:: Short exercise ::
Select the lines that contain "caption" and copy each of them.
━━━━━━━━━━
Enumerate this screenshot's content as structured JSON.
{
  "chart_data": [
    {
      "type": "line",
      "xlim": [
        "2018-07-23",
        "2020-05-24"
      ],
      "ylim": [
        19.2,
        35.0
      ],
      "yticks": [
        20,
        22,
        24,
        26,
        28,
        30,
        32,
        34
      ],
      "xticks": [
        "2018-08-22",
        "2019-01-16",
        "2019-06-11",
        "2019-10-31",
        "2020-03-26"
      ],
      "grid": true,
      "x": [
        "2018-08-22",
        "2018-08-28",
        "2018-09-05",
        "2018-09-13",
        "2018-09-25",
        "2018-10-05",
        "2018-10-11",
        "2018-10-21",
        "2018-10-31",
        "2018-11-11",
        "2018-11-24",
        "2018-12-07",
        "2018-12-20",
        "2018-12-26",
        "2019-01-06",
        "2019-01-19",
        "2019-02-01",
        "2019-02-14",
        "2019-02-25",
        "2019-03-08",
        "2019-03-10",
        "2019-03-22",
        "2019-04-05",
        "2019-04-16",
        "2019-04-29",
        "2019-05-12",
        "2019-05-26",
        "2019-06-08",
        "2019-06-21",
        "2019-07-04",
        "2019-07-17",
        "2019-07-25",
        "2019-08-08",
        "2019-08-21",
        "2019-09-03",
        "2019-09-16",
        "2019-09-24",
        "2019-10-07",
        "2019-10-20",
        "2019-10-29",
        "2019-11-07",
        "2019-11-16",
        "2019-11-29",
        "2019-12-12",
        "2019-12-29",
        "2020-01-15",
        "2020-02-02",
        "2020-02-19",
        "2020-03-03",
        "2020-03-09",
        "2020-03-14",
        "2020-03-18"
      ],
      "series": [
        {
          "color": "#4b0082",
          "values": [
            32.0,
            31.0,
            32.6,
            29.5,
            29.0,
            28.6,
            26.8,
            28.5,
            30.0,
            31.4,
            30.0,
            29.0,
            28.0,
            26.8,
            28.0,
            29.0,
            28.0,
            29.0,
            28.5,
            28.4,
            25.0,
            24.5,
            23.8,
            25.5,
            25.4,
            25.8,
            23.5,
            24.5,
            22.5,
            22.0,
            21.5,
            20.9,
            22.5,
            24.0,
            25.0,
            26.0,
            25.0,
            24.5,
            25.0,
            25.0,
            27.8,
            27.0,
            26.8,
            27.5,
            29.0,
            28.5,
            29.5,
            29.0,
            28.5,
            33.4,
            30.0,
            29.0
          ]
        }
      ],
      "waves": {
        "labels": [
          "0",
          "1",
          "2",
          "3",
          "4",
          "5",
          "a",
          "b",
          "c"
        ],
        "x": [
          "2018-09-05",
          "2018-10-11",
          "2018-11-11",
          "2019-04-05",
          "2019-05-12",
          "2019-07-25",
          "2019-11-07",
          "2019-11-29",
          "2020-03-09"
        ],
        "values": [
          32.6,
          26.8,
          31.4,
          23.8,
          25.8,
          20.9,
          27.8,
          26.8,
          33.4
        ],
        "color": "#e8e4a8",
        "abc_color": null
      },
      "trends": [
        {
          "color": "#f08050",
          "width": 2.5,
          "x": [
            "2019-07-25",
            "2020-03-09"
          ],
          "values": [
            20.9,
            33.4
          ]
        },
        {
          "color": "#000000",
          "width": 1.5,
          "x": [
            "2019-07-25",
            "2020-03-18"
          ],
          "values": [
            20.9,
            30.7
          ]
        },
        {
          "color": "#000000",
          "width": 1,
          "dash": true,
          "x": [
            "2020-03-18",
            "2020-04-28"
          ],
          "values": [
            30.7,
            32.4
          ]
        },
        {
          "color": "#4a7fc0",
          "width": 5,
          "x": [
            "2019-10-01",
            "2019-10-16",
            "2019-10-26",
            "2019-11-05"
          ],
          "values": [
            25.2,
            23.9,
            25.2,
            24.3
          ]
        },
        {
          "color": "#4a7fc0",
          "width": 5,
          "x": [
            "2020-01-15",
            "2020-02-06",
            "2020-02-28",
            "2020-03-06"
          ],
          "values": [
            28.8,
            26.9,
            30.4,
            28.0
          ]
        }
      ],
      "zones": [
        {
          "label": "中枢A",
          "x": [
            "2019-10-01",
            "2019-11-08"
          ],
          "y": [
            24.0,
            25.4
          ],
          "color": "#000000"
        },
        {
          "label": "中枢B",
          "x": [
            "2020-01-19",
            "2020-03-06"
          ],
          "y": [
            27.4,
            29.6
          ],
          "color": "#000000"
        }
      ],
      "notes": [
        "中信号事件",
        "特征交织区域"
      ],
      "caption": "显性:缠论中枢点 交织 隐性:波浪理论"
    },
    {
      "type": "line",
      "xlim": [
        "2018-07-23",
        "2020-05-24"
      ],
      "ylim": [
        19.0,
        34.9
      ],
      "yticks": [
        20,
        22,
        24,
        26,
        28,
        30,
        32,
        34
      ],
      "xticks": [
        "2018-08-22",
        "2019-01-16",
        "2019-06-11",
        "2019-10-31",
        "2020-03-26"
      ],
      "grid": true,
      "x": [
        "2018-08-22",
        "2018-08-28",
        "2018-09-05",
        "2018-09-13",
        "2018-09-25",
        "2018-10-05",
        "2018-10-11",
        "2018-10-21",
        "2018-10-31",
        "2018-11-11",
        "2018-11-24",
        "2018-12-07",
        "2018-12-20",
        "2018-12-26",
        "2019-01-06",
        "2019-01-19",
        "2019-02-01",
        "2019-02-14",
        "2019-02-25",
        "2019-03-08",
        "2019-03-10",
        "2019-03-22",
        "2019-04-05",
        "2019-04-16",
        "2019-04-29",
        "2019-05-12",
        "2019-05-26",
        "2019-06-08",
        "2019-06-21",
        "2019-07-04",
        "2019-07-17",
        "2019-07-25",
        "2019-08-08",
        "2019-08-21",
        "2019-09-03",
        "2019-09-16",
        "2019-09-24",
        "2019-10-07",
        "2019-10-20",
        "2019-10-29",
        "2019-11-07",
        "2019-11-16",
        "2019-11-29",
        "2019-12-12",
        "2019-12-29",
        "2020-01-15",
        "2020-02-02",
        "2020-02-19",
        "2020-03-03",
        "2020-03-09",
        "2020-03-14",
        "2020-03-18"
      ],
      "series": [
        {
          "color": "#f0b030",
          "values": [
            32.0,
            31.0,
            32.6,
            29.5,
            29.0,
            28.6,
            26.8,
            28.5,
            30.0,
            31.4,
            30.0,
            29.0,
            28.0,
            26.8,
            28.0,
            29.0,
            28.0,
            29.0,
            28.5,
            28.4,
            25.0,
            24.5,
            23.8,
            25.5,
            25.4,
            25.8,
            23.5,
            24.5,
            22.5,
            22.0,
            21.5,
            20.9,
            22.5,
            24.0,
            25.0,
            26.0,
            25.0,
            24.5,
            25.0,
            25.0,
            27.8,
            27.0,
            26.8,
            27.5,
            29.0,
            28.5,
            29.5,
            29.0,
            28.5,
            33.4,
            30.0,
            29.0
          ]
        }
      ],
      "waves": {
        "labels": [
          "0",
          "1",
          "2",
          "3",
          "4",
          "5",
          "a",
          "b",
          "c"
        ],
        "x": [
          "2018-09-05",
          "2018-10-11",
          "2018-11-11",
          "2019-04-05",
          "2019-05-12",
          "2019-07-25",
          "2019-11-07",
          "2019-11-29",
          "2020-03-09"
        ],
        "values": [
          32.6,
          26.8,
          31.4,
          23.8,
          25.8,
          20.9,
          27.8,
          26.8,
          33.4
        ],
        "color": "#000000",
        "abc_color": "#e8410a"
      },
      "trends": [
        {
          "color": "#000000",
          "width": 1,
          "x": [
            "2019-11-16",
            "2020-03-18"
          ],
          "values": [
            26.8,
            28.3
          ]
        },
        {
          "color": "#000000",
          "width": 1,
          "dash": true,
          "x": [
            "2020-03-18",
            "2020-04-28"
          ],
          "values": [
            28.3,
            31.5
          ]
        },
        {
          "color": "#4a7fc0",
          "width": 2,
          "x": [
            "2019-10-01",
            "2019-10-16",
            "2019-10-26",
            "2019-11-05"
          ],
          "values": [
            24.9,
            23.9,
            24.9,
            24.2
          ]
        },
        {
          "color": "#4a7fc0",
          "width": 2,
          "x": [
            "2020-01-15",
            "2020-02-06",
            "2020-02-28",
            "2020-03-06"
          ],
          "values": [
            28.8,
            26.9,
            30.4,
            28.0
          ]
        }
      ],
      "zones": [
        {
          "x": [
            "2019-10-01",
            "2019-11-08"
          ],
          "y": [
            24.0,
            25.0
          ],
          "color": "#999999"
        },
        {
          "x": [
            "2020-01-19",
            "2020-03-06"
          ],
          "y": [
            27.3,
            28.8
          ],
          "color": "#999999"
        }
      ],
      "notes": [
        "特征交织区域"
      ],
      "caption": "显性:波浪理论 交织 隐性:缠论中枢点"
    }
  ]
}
━━━━━━━━━━
:: Solution below ::
      "caption": "显性:缠论中枢点 交织 隐性:波浪理论"
      "caption": "显性:波浪理论 交织 隐性:缠论中枢点"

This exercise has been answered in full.